==== SOURCE DATA

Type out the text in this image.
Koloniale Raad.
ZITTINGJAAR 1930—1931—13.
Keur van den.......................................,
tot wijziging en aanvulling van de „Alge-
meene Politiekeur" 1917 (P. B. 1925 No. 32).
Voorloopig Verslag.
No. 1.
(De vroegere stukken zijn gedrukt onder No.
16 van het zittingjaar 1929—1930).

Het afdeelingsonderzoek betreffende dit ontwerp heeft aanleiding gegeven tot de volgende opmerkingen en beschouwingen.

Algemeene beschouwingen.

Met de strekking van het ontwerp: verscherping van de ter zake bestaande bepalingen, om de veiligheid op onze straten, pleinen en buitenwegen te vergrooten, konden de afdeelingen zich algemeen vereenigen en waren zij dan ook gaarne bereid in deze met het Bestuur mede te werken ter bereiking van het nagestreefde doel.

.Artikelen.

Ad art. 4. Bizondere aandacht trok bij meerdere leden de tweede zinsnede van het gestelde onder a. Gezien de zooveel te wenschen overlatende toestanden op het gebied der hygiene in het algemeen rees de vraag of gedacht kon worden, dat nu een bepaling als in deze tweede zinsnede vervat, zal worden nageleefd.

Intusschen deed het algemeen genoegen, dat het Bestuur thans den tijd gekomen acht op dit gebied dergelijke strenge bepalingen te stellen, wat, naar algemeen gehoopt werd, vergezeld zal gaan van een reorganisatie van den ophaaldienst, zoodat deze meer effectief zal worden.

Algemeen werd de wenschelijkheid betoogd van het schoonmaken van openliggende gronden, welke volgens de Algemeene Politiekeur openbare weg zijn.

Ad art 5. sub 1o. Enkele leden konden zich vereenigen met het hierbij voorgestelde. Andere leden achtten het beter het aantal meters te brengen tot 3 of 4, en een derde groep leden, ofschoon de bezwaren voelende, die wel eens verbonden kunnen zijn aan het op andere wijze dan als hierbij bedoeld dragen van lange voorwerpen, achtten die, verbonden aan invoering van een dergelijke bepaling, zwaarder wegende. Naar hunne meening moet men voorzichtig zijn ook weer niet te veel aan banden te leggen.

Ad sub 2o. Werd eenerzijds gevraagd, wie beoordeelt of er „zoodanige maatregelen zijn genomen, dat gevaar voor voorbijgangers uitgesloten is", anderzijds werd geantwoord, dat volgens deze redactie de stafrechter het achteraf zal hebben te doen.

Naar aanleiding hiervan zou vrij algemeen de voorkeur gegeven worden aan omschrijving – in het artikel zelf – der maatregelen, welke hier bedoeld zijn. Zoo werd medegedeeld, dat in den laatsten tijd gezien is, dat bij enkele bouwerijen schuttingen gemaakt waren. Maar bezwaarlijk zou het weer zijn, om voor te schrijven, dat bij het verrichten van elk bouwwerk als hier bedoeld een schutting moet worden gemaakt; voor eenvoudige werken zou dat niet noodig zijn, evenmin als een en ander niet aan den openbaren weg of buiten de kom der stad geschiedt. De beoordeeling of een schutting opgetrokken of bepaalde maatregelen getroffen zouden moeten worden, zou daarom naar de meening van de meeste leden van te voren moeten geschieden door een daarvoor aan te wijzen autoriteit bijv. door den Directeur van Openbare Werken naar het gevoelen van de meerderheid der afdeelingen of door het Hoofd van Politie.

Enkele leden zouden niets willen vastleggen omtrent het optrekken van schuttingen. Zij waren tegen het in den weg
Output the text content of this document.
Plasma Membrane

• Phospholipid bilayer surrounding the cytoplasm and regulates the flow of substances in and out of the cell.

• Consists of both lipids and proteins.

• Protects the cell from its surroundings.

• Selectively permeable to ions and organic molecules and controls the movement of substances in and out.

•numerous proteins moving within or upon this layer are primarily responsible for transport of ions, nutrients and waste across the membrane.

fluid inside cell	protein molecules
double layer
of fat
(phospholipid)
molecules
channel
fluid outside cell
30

========

EXERCISE BRIEF:
From the first line to the last, copy the records exactly as they appear above.

TASK RESPONSE:
Type out the text in this image.
Koloniale Raad.
ZITTINGJAAR 1930—1931—13.
Keur van den.......................................,
tot wijziging en aanvulling van de „Alge-
meene Politiekeur" 1917 (P. B. 1925 No. 32).
Voorloopig Verslag.
No. 1.
(De vroegere stukken zijn gedrukt onder No.
16 van het zittingjaar 1929—1930).

Het afdeelingsonderzoek betreffende dit ontwerp heeft aanleiding gegeven tot de volgende opmerkingen en beschouwingen.

Algemeene beschouwingen.

Met de strekking van het ontwerp: verscherping van de ter zake bestaande bepalingen, om de veiligheid op onze straten, pleinen en buitenwegen te vergrooten, konden de afdeelingen zich algemeen vereenigen en waren zij dan ook gaarne bereid in deze met het Bestuur mede te werken ter bereiking van het nagestreefde doel.

.Artikelen.

Ad art. 4. Bizondere aandacht trok bij meerdere leden de tweede zinsnede van het gestelde onder a. Gezien de zooveel te wenschen overlatende toestanden op het gebied der hygiene in het algemeen rees de vraag of gedacht kon worden, dat nu een bepaling als in deze tweede zinsnede vervat, zal worden nageleefd.

Intusschen deed het algemeen genoegen, dat het Bestuur thans den tijd gekomen acht op dit gebied dergelijke strenge bepalingen te stellen, wat, naar algemeen gehoopt werd, vergezeld zal gaan van een reorganisatie van den ophaaldienst, zoodat deze meer effectief zal worden.

Algemeen werd de wenschelijkheid betoogd van het schoonmaken van openliggende gronden, welke volgens de Algemeene Politiekeur openbare weg zijn.

Ad art 5. sub 1o. Enkele leden konden zich vereenigen met het hierbij voorgestelde. Andere leden achtten het beter het aantal meters te brengen tot 3 of 4, en een derde groep leden, ofschoon de bezwaren voelende, die wel eens verbonden kunnen zijn aan het op andere wijze dan als hierbij bedoeld dragen van lange voorwerpen, achtten die, verbonden aan invoering van een dergelijke bepaling, zwaarder wegende. Naar hunne meening moet men voorzichtig zijn ook weer niet te veel aan banden te leggen.

Ad sub 2o. Werd eenerzijds gevraagd, wie beoordeelt of er „zoodanige maatregelen zijn genomen, dat gevaar voor voorbijgangers uitgesloten is", anderzijds werd geantwoord, dat volgens deze redactie de stafrechter het achteraf zal hebben te doen.

Naar aanleiding hiervan zou vrij algemeen de voorkeur gegeven worden aan omschrijving – in het artikel zelf – der maatregelen, welke hier bedoeld zijn. Zoo werd medegedeeld, dat in den laatsten tijd gezien is, dat bij enkele bouwerijen schuttingen gemaakt waren. Maar bezwaarlijk zou het weer zijn, om voor te schrijven, dat bij het verrichten van elk bouwwerk als hier bedoeld een schutting moet worden gemaakt; voor eenvoudige werken zou dat niet noodig zijn, evenmin als een en ander niet aan den openbaren weg of buiten de kom der stad geschiedt. De beoordeeling of een schutting opgetrokken of bepaalde maatregelen getroffen zouden moeten worden, zou daarom naar de meening van de meeste leden van te voren moeten geschieden door een daarvoor aan te wijzen autoriteit bijv. door den Directeur van Openbare Werken naar het gevoelen van de meerderheid der afdeelingen of door het Hoofd van Politie.

Enkele leden zouden niets willen vastleggen omtrent het optrekken van schuttingen. Zij waren tegen het in den weg
Output the text content of this document.
Plasma Membrane

• Phospholipid bilayer surrounding the cytoplasm and regulates the flow of substances in and out of the cell.

• Consists of both lipids and proteins.

• Protects the cell from its surroundings.

• Selectively permeable to ions and organic molecules and controls the movement of substances in and out.

•numerous proteins moving within or upon this layer are primarily responsible for transport of ions, nutrients and waste across the membrane.

fluid inside cell	protein molecules
double layer
of fat
(phospholipid)
molecules
channel
fluid outside cell
30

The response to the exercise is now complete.